== TEXT TO READ ==
_ _ _ _ _
Home » Developer & Programmer » Precompilers, OCI & OCCI » Data Loading problem of French Input file (Oracle 10g, SUN OS 5.6 , Korn Shell , Pro*C)
Data Loading problem of French Input file [message #563699] Thu, 16 August 2012 09:33 Go to next message
pradeepsanthosh
Messages: 7
Registered: August 2012
Junior Member
Hello All,

I am trying to load a input flat file (french data in it) into the database using pro*c (not using sql loader because of some validations ). i am reading the line by line and populating it into the structure and then process it.

The input file is encoded in WE8ISO8895P1 , I want the records to be populated into a table.
so i did set NLS_LANG=French_France.WE8ISO8895P1 and ran the pro*c program . i used character host variable in the insert query , i used data from the earlier read structure and set these character host variable.


The problem i am facing is , when i am printing the values before insert i could see correct data.

For example the printed data of variable is "pas de donné " and strlen is 14. the target table field is of varchar type
( name varchar(20 char) )

but after i insert i could see only the truncated value in the database i.e "pas de donn" in the table length is 11.

kindly request you all to provide me valuable suggestions , please let me know if you need further details.
Thanks in advance !!

Regards,
Pradeep
Re: Data Loading problem of French Input file [message #563701 is a reply to message #563699] Thu, 16 August 2012 09:42 Go to previous messageGo to next message
dws1
Messages: 14
Registered: July 2012
Junior Member
What is the database characterset?
Have you checked all static buffers within the Pro*C code are large enough for the data? (Just printing the data out won't confirm this; you need to look at the code).
Re: Data Loading problem of French Input file [message #563705 is a reply to message #563701] Thu, 16 August 2012 09:45 Go to previous messageGo to next message
Michel Cadot
Messages: 59082
Registered: March 2007
Location: Nanterre, France, http://...
Senior Member
Account Moderator
I agree, this seems to be a buffer truncation or a not correct length not a problem with the database (by the way, what is its character set?).
Post your code, this may also help to debug it.

Regards
Michel
Re: Data Loading problem of French Input file [message #563716 is a reply to message #563705] Thu, 16 August 2012 10:55 Go to previous messageGo to next message
pradeepsanthosh
Messages: 7
Registered: August 2012
Junior Member
Thanks for the quick response !!

please find the details below.
_ _ _ _ _
== THE TASKS ==
A: Translate this sentence from the forum thread on loading a French input file into Spanish: "Post your code, this may also help to debug it."
B: Rewrite the stretch of the records from their start through the line that contains "maximize-button[interactable]: □: [751, 0, 769, 12]" as a JSON list of strings, one string per line, leaving out blank lines.

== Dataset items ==
_ _ _ _ _
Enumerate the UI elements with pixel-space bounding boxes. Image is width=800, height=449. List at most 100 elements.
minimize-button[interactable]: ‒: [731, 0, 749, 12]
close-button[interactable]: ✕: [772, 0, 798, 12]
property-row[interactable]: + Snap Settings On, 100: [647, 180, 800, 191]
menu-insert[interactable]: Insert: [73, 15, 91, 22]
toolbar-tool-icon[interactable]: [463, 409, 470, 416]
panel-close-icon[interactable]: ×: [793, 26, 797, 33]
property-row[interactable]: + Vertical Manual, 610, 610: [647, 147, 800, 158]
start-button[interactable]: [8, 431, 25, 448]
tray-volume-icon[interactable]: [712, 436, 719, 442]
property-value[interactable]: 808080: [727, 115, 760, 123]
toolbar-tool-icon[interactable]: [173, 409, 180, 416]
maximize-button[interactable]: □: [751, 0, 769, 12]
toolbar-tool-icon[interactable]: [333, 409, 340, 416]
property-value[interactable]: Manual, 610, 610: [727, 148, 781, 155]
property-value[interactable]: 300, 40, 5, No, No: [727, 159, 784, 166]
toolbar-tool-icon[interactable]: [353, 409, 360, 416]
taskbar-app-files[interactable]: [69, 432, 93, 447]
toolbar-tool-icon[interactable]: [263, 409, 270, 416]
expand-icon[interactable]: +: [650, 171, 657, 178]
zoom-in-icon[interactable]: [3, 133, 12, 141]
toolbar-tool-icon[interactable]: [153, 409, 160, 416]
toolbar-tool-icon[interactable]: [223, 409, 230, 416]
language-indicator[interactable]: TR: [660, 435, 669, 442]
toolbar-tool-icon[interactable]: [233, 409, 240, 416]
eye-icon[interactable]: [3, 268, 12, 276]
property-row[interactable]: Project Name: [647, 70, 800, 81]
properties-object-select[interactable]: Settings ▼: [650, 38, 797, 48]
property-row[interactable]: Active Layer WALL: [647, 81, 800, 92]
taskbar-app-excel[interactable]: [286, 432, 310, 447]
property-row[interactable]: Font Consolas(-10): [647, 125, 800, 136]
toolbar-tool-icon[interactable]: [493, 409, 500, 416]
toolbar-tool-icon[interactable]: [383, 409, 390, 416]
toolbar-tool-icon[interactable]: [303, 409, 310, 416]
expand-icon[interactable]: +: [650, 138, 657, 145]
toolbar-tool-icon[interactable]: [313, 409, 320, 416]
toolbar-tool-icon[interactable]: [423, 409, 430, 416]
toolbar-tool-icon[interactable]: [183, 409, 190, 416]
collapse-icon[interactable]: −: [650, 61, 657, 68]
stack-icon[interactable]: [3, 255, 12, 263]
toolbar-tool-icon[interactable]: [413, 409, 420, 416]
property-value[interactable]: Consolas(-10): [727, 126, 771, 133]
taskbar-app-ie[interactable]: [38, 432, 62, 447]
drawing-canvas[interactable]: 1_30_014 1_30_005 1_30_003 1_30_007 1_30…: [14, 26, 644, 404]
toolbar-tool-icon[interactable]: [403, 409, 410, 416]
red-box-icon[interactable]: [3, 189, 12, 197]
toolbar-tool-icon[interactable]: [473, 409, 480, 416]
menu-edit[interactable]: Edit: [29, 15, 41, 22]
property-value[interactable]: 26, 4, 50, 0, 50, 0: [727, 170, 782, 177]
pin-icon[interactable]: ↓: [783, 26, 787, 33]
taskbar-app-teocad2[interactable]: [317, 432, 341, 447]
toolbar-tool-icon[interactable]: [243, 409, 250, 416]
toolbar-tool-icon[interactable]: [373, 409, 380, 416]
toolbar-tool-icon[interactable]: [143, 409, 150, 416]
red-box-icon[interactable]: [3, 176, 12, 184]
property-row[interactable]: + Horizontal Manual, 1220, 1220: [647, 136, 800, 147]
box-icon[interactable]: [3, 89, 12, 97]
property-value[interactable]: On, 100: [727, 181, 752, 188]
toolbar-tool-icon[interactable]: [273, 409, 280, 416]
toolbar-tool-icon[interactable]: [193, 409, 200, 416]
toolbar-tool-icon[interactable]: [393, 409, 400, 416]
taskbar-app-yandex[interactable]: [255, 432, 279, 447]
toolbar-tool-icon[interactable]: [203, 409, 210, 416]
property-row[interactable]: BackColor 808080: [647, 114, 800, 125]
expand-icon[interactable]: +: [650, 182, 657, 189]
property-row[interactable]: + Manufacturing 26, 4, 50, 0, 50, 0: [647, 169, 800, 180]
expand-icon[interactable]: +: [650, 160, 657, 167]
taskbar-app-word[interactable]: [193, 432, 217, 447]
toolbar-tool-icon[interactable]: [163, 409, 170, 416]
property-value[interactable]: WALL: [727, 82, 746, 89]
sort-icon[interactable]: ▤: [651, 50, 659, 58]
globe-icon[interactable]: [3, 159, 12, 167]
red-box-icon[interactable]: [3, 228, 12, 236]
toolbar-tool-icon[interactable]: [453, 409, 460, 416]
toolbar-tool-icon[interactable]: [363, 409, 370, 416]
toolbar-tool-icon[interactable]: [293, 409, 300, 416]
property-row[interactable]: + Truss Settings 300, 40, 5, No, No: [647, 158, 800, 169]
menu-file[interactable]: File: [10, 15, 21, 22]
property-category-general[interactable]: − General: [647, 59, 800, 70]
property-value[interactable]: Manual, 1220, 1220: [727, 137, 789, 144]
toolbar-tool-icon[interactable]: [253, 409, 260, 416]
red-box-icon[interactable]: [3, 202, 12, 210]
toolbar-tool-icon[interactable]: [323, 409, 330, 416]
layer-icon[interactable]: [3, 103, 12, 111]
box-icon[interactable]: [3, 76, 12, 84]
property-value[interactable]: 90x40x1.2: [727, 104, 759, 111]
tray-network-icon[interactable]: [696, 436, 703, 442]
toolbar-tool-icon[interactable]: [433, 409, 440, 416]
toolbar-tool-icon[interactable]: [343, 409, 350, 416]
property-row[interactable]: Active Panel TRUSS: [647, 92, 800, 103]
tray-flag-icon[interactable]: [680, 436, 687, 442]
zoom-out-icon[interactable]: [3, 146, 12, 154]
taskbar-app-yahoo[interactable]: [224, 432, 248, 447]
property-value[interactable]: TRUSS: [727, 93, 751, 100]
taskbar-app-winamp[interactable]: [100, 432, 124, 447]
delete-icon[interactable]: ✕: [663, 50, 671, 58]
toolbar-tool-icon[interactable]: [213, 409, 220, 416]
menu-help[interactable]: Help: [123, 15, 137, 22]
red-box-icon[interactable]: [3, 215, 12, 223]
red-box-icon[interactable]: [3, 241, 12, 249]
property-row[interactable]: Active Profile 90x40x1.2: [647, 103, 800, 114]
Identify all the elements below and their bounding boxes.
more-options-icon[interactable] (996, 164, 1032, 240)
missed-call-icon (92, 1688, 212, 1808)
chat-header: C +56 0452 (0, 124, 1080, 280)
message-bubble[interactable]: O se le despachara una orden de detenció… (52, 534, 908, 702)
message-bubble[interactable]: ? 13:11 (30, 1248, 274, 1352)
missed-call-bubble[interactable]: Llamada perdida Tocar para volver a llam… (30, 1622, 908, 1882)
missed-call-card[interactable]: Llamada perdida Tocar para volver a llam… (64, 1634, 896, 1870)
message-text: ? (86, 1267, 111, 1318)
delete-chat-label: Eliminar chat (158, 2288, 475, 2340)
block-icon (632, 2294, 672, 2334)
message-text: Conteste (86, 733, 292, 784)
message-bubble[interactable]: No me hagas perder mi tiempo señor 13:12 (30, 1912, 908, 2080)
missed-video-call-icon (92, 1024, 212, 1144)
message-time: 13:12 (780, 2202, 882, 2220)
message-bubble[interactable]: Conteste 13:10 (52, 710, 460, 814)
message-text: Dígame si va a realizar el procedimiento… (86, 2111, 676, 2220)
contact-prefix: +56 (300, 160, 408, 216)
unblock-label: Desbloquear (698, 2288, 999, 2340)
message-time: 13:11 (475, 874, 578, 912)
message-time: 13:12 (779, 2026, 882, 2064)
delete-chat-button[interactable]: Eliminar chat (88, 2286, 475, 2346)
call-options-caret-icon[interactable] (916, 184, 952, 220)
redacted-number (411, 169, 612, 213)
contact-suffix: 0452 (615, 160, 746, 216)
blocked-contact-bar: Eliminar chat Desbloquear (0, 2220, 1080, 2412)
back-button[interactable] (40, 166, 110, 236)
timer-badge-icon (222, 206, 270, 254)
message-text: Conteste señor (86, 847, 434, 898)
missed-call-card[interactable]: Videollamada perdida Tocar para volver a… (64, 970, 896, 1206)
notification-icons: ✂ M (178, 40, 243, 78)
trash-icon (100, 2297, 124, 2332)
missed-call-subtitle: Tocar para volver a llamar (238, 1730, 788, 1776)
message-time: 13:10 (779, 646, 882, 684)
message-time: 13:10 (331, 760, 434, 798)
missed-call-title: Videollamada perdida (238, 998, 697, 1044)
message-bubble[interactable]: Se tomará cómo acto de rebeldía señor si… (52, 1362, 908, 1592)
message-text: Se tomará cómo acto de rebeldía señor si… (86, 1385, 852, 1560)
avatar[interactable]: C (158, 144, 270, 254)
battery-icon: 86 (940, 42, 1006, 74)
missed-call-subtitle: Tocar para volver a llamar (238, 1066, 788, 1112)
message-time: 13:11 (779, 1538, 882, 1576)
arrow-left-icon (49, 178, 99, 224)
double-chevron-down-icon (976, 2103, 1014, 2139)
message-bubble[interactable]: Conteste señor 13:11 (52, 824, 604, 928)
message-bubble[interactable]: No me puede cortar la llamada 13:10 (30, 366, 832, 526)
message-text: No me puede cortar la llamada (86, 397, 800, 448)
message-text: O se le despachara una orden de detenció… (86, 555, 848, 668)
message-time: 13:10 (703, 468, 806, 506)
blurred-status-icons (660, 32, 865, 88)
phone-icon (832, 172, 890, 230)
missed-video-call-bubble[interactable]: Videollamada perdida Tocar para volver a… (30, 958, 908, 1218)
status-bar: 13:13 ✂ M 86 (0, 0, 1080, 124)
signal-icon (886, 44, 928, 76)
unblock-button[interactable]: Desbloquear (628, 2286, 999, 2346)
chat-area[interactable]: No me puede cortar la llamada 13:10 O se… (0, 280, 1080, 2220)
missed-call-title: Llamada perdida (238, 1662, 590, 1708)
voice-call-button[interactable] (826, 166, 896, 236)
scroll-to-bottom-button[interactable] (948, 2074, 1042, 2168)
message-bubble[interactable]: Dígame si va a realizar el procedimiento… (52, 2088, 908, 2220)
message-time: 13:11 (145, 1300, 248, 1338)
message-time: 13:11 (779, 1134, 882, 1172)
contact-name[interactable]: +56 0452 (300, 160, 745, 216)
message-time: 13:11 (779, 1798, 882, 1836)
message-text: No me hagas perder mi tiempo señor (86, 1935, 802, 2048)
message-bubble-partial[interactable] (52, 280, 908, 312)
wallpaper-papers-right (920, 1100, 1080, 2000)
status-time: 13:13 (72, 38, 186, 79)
_ _ _ _ _
== THE SOLUTIONS ==
A: Publique su código; esto también puede ayudar a depurarlo.

B:
[
  "Enumerate the UI elements with pixel-space bounding boxes. Image is width=800, height=449. List at most 100 elements.",
  "minimize-button[interactable]: ‒: [731, 0, 749, 12]",
  "close-button[interactable]: ✕: [772, 0, 798, 12]",
  "property-row[interactable]: + Snap Settings On, 100: [647, 180, 800, 191]",
  "menu-insert[interactable]: Insert: [73, 15, 91, 22]",
  "toolbar-tool-icon[interactable]: [463, 409, 470, 416]",
  "panel-close-icon[interactable]: ×: [793, 26, 797, 33]",
  "property-row[interactable]: + Vertical Manual, 610, 610: [647, 147, 800, 158]",
  "start-button[interactable]: [8, 431, 25, 448]",
  "tray-volume-icon[interactable]: [712, 436, 719, 442]",
  "property-value[interactable]: 808080: [727, 115, 760, 123]",
  "toolbar-tool-icon[interactable]: [173, 409, 180, 416]",
  "maximize-button[interactable]: □: [751, 0, 769, 12]"
]